*What to do*.
Repeat the material exactly, every line of it.

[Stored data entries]
— START —

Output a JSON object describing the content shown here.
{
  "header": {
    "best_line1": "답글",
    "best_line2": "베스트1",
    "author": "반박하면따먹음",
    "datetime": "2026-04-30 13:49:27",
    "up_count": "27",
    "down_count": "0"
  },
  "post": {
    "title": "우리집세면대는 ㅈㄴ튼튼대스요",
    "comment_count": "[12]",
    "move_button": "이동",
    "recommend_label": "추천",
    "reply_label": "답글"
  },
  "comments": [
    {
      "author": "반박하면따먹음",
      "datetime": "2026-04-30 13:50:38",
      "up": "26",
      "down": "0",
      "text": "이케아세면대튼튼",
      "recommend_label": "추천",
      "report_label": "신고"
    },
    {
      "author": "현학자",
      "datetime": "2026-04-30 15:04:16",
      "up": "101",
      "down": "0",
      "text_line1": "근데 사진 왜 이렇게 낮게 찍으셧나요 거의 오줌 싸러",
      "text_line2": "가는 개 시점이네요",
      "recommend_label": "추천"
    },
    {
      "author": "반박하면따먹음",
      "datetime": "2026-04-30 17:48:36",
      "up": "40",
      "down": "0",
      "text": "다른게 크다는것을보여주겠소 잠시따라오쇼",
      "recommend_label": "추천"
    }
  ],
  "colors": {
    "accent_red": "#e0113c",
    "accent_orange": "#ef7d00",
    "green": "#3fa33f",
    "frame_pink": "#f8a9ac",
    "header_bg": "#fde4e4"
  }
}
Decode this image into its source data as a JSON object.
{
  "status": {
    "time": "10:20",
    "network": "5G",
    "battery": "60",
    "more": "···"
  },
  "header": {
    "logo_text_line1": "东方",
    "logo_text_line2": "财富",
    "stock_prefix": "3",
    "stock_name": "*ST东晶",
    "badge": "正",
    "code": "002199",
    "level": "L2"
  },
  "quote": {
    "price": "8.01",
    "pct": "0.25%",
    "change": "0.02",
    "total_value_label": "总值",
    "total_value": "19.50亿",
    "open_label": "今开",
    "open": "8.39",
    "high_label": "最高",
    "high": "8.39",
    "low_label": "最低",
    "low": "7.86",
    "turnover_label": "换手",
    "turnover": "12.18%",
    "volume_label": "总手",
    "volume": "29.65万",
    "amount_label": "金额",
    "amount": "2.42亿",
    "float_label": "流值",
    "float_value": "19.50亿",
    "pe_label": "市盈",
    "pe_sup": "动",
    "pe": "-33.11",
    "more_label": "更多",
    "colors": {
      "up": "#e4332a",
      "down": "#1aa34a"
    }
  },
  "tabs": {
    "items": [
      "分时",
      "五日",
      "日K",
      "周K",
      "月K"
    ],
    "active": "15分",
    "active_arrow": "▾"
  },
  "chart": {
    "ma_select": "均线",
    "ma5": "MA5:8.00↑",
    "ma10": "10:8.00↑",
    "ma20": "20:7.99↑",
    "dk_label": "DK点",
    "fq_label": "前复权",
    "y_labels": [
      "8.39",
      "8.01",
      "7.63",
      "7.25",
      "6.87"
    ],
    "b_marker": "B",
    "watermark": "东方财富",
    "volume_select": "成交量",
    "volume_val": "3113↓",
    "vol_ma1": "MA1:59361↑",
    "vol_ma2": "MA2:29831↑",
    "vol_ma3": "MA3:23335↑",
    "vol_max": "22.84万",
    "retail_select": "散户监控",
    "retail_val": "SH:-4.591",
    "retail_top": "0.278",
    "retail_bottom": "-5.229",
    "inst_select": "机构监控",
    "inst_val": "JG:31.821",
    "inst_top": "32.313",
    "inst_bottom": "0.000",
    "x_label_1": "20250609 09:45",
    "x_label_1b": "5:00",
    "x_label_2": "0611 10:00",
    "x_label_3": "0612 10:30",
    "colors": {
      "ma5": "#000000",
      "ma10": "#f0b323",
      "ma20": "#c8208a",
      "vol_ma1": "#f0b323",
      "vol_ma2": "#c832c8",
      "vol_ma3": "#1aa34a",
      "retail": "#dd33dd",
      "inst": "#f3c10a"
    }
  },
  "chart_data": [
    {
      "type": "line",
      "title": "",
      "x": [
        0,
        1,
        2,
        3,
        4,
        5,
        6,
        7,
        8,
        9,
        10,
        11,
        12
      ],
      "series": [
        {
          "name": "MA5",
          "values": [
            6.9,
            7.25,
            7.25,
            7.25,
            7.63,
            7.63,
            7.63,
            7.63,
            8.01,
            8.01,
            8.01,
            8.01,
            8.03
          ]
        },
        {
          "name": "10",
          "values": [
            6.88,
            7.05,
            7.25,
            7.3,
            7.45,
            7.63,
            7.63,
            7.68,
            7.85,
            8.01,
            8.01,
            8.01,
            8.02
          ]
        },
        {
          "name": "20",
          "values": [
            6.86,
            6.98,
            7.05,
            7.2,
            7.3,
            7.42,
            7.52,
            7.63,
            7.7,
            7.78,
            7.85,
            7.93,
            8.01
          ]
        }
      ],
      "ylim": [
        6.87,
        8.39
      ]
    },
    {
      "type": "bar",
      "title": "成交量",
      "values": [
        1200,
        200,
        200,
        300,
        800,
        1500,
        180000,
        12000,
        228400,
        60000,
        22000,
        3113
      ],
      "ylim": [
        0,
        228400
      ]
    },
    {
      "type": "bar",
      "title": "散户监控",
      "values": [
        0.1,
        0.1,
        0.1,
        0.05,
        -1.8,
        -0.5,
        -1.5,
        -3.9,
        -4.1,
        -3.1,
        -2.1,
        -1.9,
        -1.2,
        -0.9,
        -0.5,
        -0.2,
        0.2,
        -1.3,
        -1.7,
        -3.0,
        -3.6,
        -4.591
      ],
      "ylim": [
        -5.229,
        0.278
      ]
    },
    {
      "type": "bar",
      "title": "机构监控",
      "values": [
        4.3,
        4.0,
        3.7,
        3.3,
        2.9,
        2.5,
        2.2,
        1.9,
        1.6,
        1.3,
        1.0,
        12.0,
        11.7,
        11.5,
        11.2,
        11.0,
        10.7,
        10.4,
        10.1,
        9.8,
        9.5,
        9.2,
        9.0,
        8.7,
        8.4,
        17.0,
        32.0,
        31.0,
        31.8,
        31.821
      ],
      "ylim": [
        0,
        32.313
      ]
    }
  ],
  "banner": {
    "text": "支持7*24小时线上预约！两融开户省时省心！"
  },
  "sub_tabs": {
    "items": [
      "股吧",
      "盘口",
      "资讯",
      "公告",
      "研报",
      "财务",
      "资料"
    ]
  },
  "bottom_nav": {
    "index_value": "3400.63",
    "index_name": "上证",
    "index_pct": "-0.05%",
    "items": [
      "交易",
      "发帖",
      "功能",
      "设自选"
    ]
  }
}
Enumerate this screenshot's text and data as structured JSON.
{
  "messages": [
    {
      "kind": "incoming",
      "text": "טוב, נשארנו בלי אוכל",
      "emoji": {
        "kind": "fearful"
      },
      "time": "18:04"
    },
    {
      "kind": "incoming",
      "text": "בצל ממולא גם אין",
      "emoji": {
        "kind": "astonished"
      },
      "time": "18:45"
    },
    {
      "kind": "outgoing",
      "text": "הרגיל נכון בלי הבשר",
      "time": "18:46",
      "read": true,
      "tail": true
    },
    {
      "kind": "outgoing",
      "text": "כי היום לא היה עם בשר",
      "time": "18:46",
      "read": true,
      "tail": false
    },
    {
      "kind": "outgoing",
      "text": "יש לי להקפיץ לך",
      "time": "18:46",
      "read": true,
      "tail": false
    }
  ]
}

— END —

*Correct response*.
Output a JSON object describing the content shown here.
{
  "header": {
    "best_line1": "답글",
    "best_line2": "베스트1",
    "author": "반박하면따먹음",
    "datetime": "2026-04-30 13:49:27",
    "up_count": "27",
    "down_count": "0"
  },
  "post": {
    "title": "우리집세면대는 ㅈㄴ튼튼대스요",
    "comment_count": "[12]",
    "move_button": "이동",
    "recommend_label": "추천",
    "reply_label": "답글"
  },
  "comments": [
    {
      "author": "반박하면따먹음",
      "datetime": "2026-04-30 13:50:38",
      "up": "26",
      "down": "0",
      "text": "이케아세면대튼튼",
      "recommend_label": "추천",
      "report_label": "신고"
    },
    {
      "author": "현학자",
      "datetime": "2026-04-30 15:04:16",
      "up": "101",
      "down": "0",
      "text_line1": "근데 사진 왜 이렇게 낮게 찍으셧나요 거의 오줌 싸러",
      "text_line2": "가는 개 시점이네요",
      "recommend_label": "추천"
    },
    {
      "author": "반박하면따먹음",
      "datetime": "2026-04-30 17:48:36",
      "up": "40",
      "down": "0",
      "text": "다른게 크다는것을보여주겠소 잠시따라오쇼",
      "recommend_label": "추천"
    }
  ],
  "colors": {
    "accent_red": "#e0113c",
    "accent_orange": "#ef7d00",
    "green": "#3fa33f",
    "frame_pink": "#f8a9ac",
    "header_bg": "#fde4e4"
  }
}
Decode this image into its source data as a JSON object.
{
  "status": {
    "time": "10:20",
    "network": "5G",
    "battery": "60",
    "more": "···"
  },
  "header": {
    "logo_text_line1": "东方",
    "logo_text_line2": "财富",
    "stock_prefix": "3",
    "stock_name": "*ST东晶",
    "badge": "正",
    "code": "002199",
    "level": "L2"
  },
  "quote": {
    "price": "8.01",
    "pct": "0.25%",
    "change": "0.02",
    "total_value_label": "总值",
    "total_value": "19.50亿",
    "open_label": "今开",
    "open": "8.39",
    "high_label": "最高",
    "high": "8.39",
    "low_label": "最低",
    "low": "7.86",
    "turnover_label": "换手",
    "turnover": "12.18%",
    "volume_label": "总手",
    "volume": "29.65万",
    "amount_label": "金额",
    "amount": "2.42亿",
    "float_label": "流值",
    "float_value": "19.50亿",
    "pe_label": "市盈",
    "pe_sup": "动",
    "pe": "-33.11",
    "more_label": "更多",
    "colors": {
      "up": "#e4332a",
      "down": "#1aa34a"
    }
  },
  "tabs": {
    "items": [
      "分时",
      "五日",
      "日K",
      "周K",
      "月K"
    ],
    "active": "15分",
    "active_arrow": "▾"
  },
  "chart": {
    "ma_select": "均线",
    "ma5": "MA5:8.00↑",
    "ma10": "10:8.00↑",
    "ma20": "20:7.99↑",
    "dk_label": "DK点",
    "fq_label": "前复权",
    "y_labels": [
      "8.39",
      "8.01",
      "7.63",
      "7.25",
      "6.87"
    ],
    "b_marker": "B",
    "watermark": "东方财富",
    "volume_select": "成交量",
    "volume_val": "3113↓",
    "vol_ma1": "MA1:59361↑",
    "vol_ma2": "MA2:29831↑",
    "vol_ma3": "MA3:23335↑",
    "vol_max": "22.84万",
    "retail_select": "散户监控",
    "retail_val": "SH:-4.591",
    "retail_top": "0.278",
    "retail_bottom": "-5.229",
    "inst_select": "机构监控",
    "inst_val": "JG:31.821",
    "inst_top": "32.313",
    "inst_bottom": "0.000",
    "x_label_1": "20250609 09:45",
    "x_label_1b": "5:00",
    "x_label_2": "0611 10:00",
    "x_label_3": "0612 10:30",
    "colors": {
      "ma5": "#000000",
      "ma10": "#f0b323",
      "ma20": "#c8208a",
      "vol_ma1": "#f0b323",
      "vol_ma2": "#c832c8",
      "vol_ma3": "#1aa34a",
      "retail": "#dd33dd",
      "inst": "#f3c10a"
    }
  },
  "chart_data": [
    {
      "type": "line",
      "title": "",
      "x": [
        0,
        1,
        2,
        3,
        4,
        5,
        6,
        7,
        8,
        9,
        10,
        11,
        12
      ],
      "series": [
        {
          "name": "MA5",
          "values": [
            6.9,
            7.25,
            7.25,
            7.25,
            7.63,
            7.63,
            7.63,
            7.63,
            8.01,
            8.01,
            8.01,
            8.01,
            8.03
          ]
        },
        {
          "name": "10",
          "values": [
            6.88,
            7.05,
            7.25,
            7.3,
            7.45,
            7.63,
            7.63,
            7.68,
            7.85,
            8.01,
            8.01,
            8.01,
            8.02
          ]
        },
        {
          "name": "20",
          "values": [
            6.86,
            6.98,
            7.05,
            7.2,
            7.3,
            7.42,
            7.52,
            7.63,
            7.7,
            7.78,
            7.85,
            7.93,
            8.01
          ]
        }
      ],
      "ylim": [
        6.87,
        8.39
      ]
    },
    {
      "type": "bar",
      "title": "成交量",
      "values": [
        1200,
        200,
        200,
        300,
        800,
        1500,
        180000,
        12000,
        228400,
        60000,
        22000,
        3113
      ],
      "ylim": [
        0,
        228400
      ]
    },
    {
      "type": "bar",
      "title": "散户监控",
      "values": [
        0.1,
        0.1,
        0.1,
        0.05,
        -1.8,
        -0.5,
        -1.5,
        -3.9,
        -4.1,
        -3.1,
        -2.1,
        -1.9,
        -1.2,
        -0.9,
        -0.5,
        -0.2,
        0.2,
        -1.3,
        -1.7,
        -3.0,
        -3.6,
        -4.591
      ],
      "ylim": [
        -5.229,
        0.278
      ]
    },
    {
      "type": "bar",
      "title": "机构监控",
      "values": [
        4.3,
        4.0,
        3.7,
        3.3,
        2.9,
        2.5,
        2.2,
        1.9,
        1.6,
        1.3,
        1.0,
        12.0,
        11.7,
        11.5,
        11.2,
        11.0,
        10.7,
        10.4,
        10.1,
        9.8,
        9.5,
        9.2,
        9.0,
        8.7,
        8.4,
        17.0,
        32.0,
        31.0,
        31.8,
        31.821
      ],
      "ylim": [
        0,
        32.313
      ]
    }
  ],
  "banner": {
    "text": "支持7*24小时线上预约！两融开户省时省心！"
  },
  "sub_tabs": {
    "items": [
      "股吧",
      "盘口",
      "资讯",
      "公告",
      "研报",
      "财务",
      "资料"
    ]
  },
  "bottom_nav": {
    "index_value": "3400.63",
    "index_name": "上证",
    "index_pct": "-0.05%",
    "items": [
      "交易",
      "发帖",
      "功能",
      "设自选"
    ]
  }
}
Enumerate this screenshot's text and data as structured JSON.
{
  "messages": [
    {
      "kind": "incoming",
      "text": "טוב, נשארנו בלי אוכל",
      "emoji": {
        "kind": "fearful"
      },
      "time": "18:04"
    },
    {
      "kind": "incoming",
      "text": "בצל ממולא גם אין",
      "emoji": {
        "kind": "astonished"
      },
      "time": "18:45"
    },
    {
      "kind": "outgoing",
      "text": "הרגיל נכון בלי הבשר",
      "time": "18:46",
      "read": true,
      "tail": true
    },
    {
      "kind": "outgoing",
      "text": "כי היום לא היה עם בשר",
      "time": "18:46",
      "read": true,
      "tail": false
    },
    {
      "kind": "outgoing",
      "text": "יש לי להקפיץ לך",
      "time": "18:46",
      "read": true,
      "tail": false
    }
  ]
}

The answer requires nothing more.